__RECORDS FOR PROCESSING__.
........
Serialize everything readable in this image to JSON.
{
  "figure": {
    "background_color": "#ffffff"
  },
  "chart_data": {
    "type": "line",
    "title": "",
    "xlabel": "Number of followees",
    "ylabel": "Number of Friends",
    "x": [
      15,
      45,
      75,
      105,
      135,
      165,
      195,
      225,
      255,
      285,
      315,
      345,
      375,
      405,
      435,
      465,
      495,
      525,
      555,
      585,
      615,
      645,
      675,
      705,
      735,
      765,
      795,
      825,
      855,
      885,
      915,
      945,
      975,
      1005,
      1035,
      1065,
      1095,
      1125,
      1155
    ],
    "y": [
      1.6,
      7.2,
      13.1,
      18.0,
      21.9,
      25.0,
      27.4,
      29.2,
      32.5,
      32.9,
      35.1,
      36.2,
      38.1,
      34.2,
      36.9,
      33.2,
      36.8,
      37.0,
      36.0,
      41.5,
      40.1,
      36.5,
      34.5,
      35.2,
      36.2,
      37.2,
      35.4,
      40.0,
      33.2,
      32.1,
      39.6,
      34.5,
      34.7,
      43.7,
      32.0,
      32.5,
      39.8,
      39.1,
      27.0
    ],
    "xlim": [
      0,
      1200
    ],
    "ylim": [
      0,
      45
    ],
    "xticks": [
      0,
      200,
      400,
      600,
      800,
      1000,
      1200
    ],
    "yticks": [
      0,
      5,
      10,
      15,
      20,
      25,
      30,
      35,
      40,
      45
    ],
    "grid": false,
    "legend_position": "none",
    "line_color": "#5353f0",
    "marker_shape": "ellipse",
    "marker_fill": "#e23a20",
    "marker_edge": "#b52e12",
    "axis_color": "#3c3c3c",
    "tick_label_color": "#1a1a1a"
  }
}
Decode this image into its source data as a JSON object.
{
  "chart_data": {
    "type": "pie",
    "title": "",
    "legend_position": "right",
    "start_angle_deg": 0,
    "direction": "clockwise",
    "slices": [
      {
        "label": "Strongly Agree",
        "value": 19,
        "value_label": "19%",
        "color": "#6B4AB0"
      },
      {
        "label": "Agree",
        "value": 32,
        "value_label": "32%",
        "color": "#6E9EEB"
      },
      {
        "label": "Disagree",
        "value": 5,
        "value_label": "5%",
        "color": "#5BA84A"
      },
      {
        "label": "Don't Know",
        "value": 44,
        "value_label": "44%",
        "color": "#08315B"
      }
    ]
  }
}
........
Retype the entries exactly, including every line.

__ANSWER TO THE PROBLEM__.
Serialize everything readable in this image to JSON.
{
  "figure": {
    "background_color": "#ffffff"
  },
  "chart_data": {
    "type": "line",
    "title": "",
    "xlabel": "Number of followees",
    "ylabel": "Number of Friends",
    "x": [
      15,
      45,
      75,
      105,
      135,
      165,
      195,
      225,
      255,
      285,
      315,
      345,
      375,
      405,
      435,
      465,
      495,
      525,
      555,
      585,
      615,
      645,
      675,
      705,
      735,
      765,
      795,
      825,
      855,
      885,
      915,
      945,
      975,
      1005,
      1035,
      1065,
      1095,
      1125,
      1155
    ],
    "y": [
      1.6,
      7.2,
      13.1,
      18.0,
      21.9,
      25.0,
      27.4,
      29.2,
      32.5,
      32.9,
      35.1,
      36.2,
      38.1,
      34.2,
      36.9,
      33.2,
      36.8,
      37.0,
      36.0,
      41.5,
      40.1,
      36.5,
      34.5,
      35.2,
      36.2,
      37.2,
      35.4,
      40.0,
      33.2,
      32.1,
      39.6,
      34.5,
      34.7,
      43.7,
      32.0,
      32.5,
      39.8,
      39.1,
      27.0
    ],
    "xlim": [
      0,
      1200
    ],
    "ylim": [
      0,
      45
    ],
    "xticks": [
      0,
      200,
      400,
      600,
      800,
      1000,
      1200
    ],
    "yticks": [
      0,
      5,
      10,
      15,
      20,
      25,
      30,
      35,
      40,
      45
    ],
    "grid": false,
    "legend_position": "none",
    "line_color": "#5353f0",
    "marker_shape": "ellipse",
    "marker_fill": "#e23a20",
    "marker_edge": "#b52e12",
    "axis_color": "#3c3c3c",
    "tick_label_color": "#1a1a1a"
  }
}
Decode this image into its source data as a JSON object.
{
  "chart_data": {
    "type": "pie",
    "title": "",
    "legend_position": "right",
    "start_angle_deg": 0,
    "direction": "clockwise",
    "slices": [
      {
        "label": "Strongly Agree",
        "value": 19,
        "value_label": "19%",
        "color": "#6B4AB0"
      },
      {
        "label": "Agree",
        "value": 32,
        "value_label": "32%",
        "color": "#6E9EEB"
      },
      {
        "label": "Disagree",
        "value": 5,
        "value_label": "5%",
        "color": "#5BA84A"
      },
      {
        "label": "Don't Know",
        "value": 44,
        "value_label": "44%",
        "color": "#08315B"
      }
    ]
  }
}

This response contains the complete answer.